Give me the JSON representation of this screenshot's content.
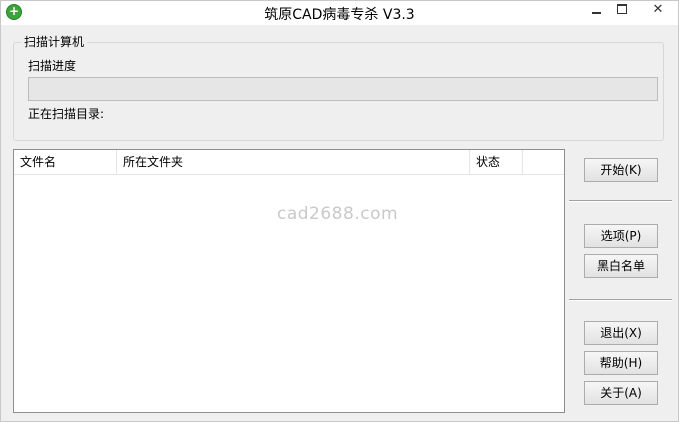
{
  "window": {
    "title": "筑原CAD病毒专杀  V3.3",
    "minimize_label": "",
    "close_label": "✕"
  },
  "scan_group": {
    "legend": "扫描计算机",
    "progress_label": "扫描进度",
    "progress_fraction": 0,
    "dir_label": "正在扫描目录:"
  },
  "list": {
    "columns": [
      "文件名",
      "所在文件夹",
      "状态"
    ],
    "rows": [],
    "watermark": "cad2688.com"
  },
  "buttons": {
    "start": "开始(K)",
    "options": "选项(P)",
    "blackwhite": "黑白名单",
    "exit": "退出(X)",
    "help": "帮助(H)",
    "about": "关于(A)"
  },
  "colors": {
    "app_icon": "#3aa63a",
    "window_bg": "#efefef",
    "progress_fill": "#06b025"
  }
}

□ □ □ □ □

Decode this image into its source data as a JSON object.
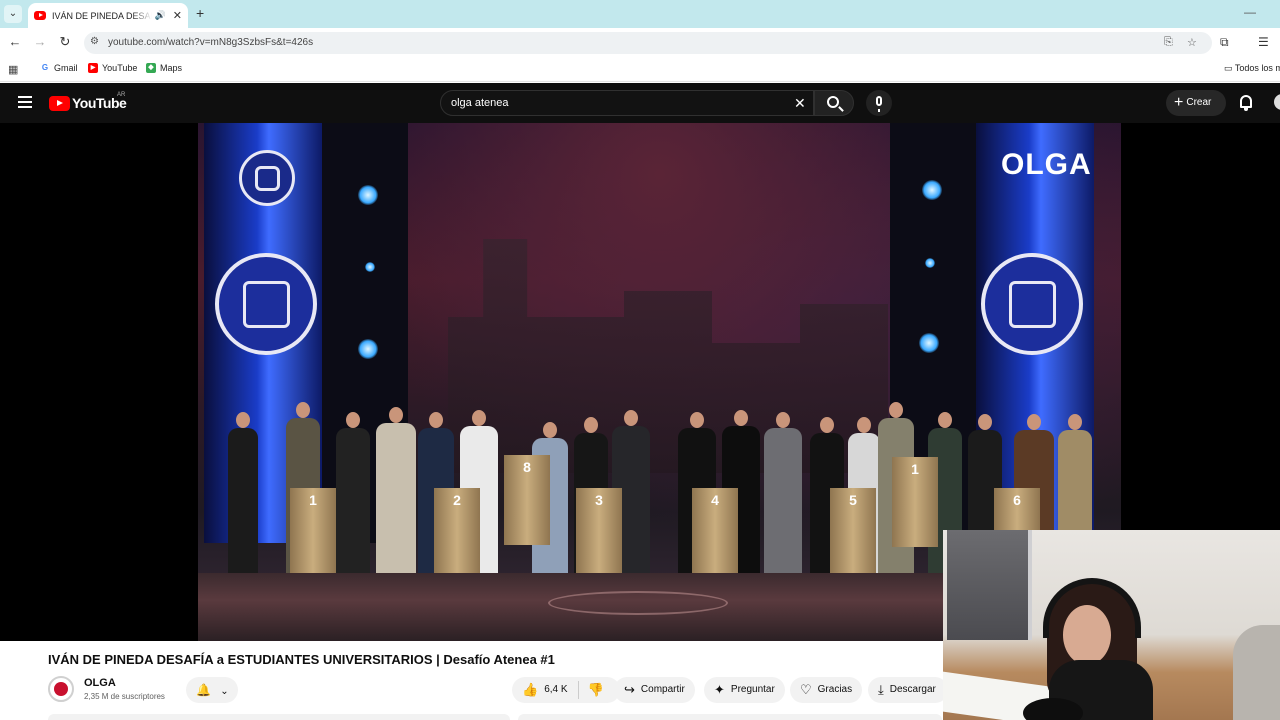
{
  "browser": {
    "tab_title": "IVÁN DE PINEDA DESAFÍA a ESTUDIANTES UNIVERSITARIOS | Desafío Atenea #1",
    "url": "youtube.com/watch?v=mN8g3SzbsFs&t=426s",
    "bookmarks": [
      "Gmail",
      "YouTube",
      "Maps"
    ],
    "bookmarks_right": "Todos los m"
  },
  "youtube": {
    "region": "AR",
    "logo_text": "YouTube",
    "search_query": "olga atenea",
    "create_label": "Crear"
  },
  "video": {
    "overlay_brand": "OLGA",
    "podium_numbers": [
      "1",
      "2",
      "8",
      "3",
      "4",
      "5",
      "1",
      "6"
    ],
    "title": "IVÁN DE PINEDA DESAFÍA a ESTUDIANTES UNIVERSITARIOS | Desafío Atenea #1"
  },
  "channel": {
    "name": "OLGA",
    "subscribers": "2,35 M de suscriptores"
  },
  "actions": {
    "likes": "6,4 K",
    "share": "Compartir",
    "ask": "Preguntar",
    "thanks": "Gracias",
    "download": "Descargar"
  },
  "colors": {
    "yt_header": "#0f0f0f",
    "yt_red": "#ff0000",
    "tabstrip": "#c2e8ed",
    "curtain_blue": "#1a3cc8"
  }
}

□ □ □ □ □

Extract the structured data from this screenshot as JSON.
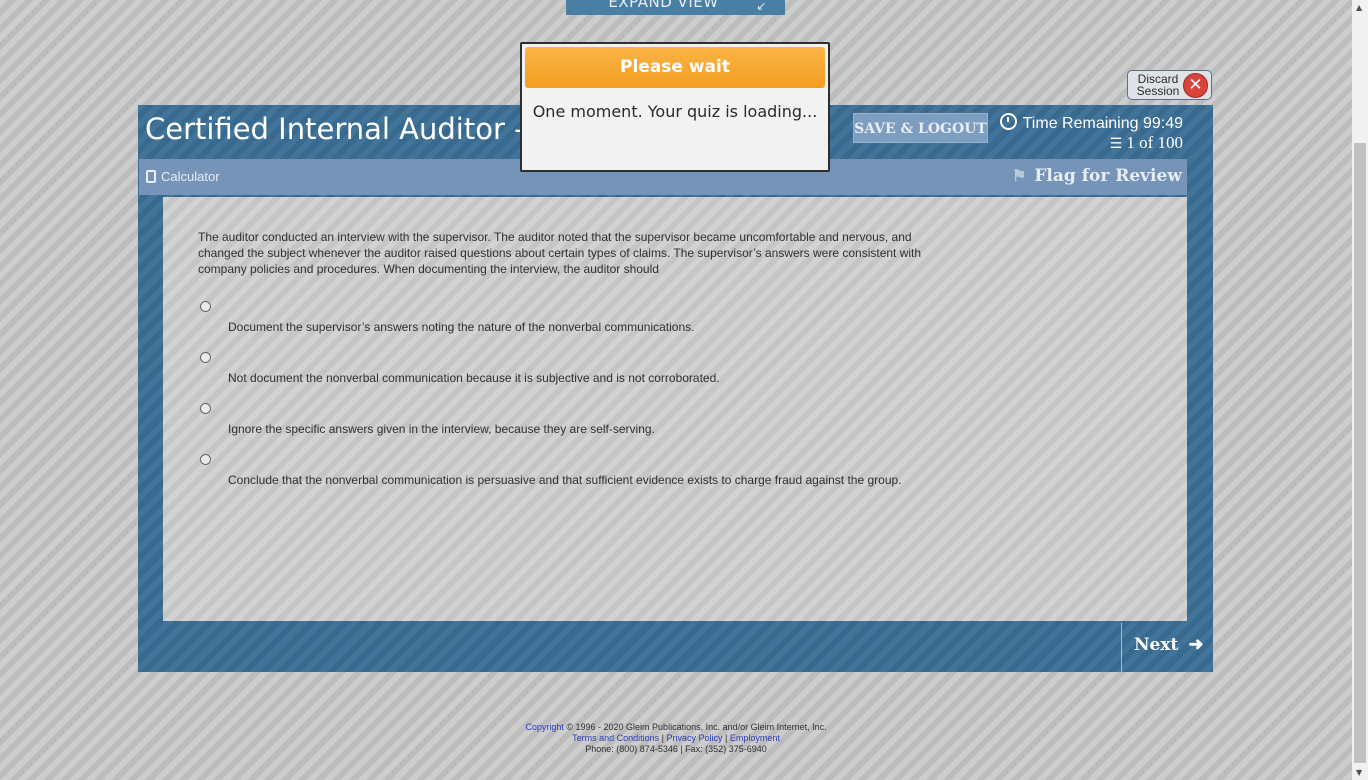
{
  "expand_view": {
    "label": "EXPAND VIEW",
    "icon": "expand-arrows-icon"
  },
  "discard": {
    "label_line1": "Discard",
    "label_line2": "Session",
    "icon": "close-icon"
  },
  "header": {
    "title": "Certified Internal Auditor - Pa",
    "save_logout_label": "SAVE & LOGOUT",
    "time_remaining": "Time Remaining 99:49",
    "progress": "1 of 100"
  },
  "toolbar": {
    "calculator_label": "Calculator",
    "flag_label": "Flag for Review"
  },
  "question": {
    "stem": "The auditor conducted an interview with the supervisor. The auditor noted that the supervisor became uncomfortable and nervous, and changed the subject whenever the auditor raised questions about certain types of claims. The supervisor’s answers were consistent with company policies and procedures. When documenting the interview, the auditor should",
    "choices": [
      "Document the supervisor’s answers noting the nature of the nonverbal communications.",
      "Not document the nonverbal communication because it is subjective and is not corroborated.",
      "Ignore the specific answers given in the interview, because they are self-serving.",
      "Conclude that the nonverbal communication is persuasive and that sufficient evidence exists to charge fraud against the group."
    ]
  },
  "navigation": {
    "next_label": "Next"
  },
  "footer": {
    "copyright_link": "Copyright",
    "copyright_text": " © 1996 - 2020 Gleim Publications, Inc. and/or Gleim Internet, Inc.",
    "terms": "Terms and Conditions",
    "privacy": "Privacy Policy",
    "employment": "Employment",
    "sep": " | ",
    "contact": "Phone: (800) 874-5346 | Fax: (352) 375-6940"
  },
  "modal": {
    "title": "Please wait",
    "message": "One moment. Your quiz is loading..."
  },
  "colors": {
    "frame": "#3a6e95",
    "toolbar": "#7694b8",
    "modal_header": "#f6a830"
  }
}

□ □ □ □ □

Pick out and copy the lines of the material that include the word "DESAFÍA".

    "tab_title": "IVÁN DE PINEDA DESAFÍA a ESTUDIANTES UNIVERSITARIOS | Desafío Atenea #1",
    "title": "IVÁN DE PINEDA DESAFÍA a ESTUDIANTES UNIVERSITARIOS | Desafío Atenea #1"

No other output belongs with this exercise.